-- WHAT THIS TASK INVOLVES --
Without the images, print all the entries below exactly as given.

-- DATA FOR THE TASK --
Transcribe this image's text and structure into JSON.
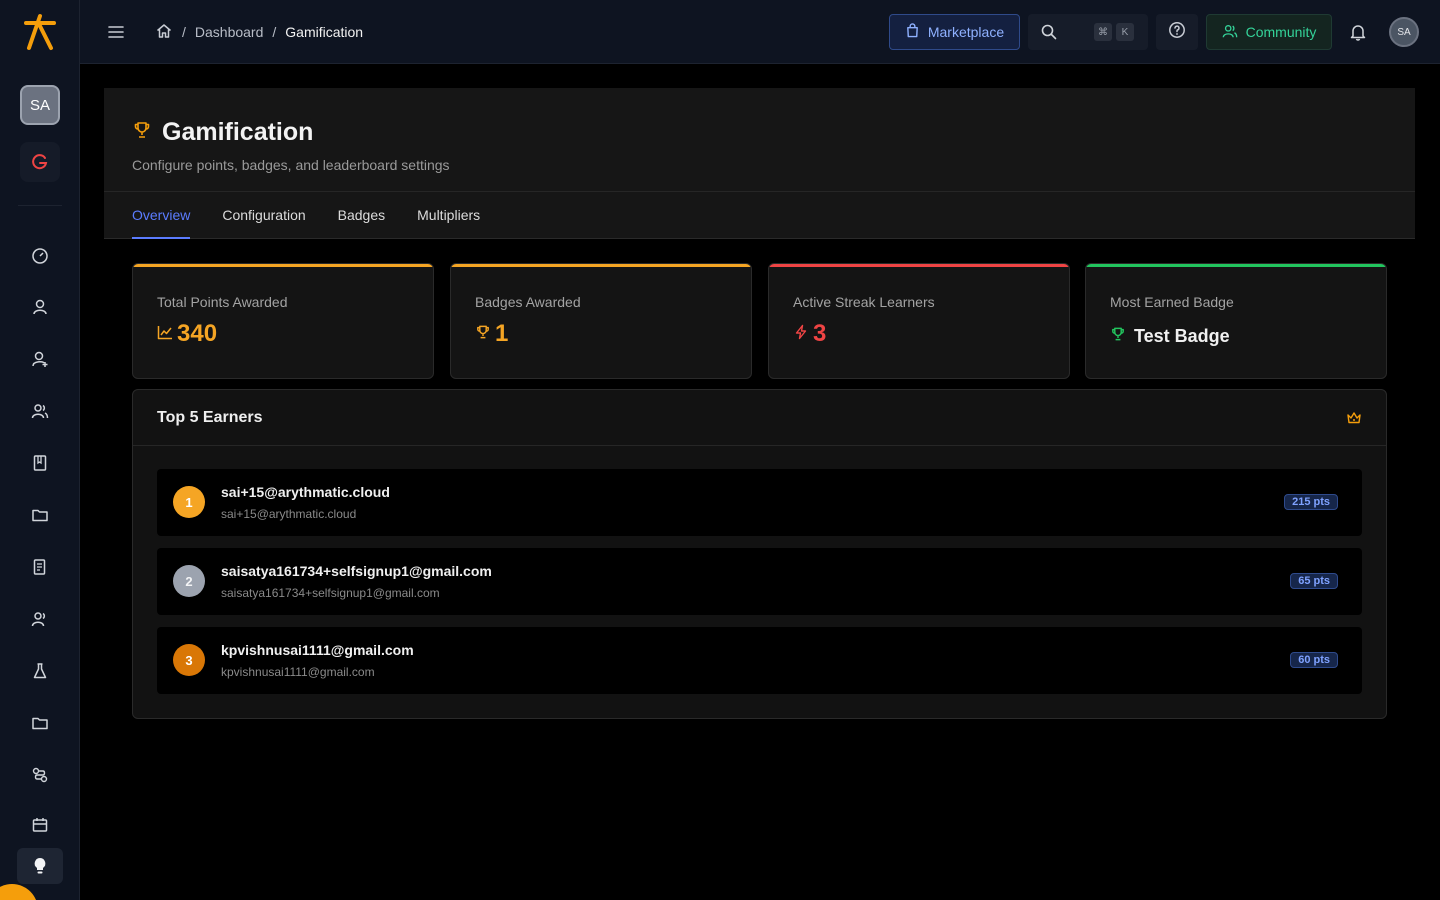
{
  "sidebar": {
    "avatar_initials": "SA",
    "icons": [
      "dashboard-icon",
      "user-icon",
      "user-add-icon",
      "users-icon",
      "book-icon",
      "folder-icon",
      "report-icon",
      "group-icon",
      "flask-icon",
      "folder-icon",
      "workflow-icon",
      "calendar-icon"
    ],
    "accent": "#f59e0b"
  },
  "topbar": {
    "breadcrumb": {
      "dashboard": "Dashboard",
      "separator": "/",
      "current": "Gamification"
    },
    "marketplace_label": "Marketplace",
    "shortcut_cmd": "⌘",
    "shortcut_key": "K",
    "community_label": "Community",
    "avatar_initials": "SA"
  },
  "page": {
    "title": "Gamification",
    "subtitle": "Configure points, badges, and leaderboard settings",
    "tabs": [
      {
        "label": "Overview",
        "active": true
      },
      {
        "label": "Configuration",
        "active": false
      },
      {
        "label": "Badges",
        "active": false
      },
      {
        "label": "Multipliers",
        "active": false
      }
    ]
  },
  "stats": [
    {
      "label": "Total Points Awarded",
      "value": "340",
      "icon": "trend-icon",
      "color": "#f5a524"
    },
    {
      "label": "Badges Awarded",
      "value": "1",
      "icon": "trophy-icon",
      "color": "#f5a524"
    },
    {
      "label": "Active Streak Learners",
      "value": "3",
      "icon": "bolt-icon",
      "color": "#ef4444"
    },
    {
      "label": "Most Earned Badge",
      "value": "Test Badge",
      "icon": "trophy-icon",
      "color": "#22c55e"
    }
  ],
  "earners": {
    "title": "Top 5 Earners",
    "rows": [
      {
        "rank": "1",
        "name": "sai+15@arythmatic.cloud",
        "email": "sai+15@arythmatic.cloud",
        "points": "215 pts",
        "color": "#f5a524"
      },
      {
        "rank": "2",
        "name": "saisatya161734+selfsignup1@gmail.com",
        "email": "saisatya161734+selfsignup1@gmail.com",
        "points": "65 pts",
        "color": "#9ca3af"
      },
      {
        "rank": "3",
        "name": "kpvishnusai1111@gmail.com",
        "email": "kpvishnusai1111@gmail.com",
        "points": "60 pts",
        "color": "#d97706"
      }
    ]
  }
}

-- COMPLETE RESPONSE --
Transcribe this image's text and structure into JSON.
{
  "sidebar": {
    "avatar_initials": "SA",
    "icons": [
      "dashboard-icon",
      "user-icon",
      "user-add-icon",
      "users-icon",
      "book-icon",
      "folder-icon",
      "report-icon",
      "group-icon",
      "flask-icon",
      "folder-icon",
      "workflow-icon",
      "calendar-icon"
    ],
    "accent": "#f59e0b"
  },
  "topbar": {
    "breadcrumb": {
      "dashboard": "Dashboard",
      "separator": "/",
      "current": "Gamification"
    },
    "marketplace_label": "Marketplace",
    "shortcut_cmd": "⌘",
    "shortcut_key": "K",
    "community_label": "Community",
    "avatar_initials": "SA"
  },
  "page": {
    "title": "Gamification",
    "subtitle": "Configure points, badges, and leaderboard settings",
    "tabs": [
      {
        "label": "Overview",
        "active": true
      },
      {
        "label": "Configuration",
        "active": false
      },
      {
        "label": "Badges",
        "active": false
      },
      {
        "label": "Multipliers",
        "active": false
      }
    ]
  },
  "stats": [
    {
      "label": "Total Points Awarded",
      "value": "340",
      "icon": "trend-icon",
      "color": "#f5a524"
    },
    {
      "label": "Badges Awarded",
      "value": "1",
      "icon": "trophy-icon",
      "color": "#f5a524"
    },
    {
      "label": "Active Streak Learners",
      "value": "3",
      "icon": "bolt-icon",
      "color": "#ef4444"
    },
    {
      "label": "Most Earned Badge",
      "value": "Test Badge",
      "icon": "trophy-icon",
      "color": "#22c55e"
    }
  ],
  "earners": {
    "title": "Top 5 Earners",
    "rows": [
      {
        "rank": "1",
        "name": "sai+15@arythmatic.cloud",
        "email": "sai+15@arythmatic.cloud",
        "points": "215 pts",
        "color": "#f5a524"
      },
      {
        "rank": "2",
        "name": "saisatya161734+selfsignup1@gmail.com",
        "email": "saisatya161734+selfsignup1@gmail.com",
        "points": "65 pts",
        "color": "#9ca3af"
      },
      {
        "rank": "3",
        "name": "kpvishnusai1111@gmail.com",
        "email": "kpvishnusai1111@gmail.com",
        "points": "60 pts",
        "color": "#d97706"
      }
    ]
  }
}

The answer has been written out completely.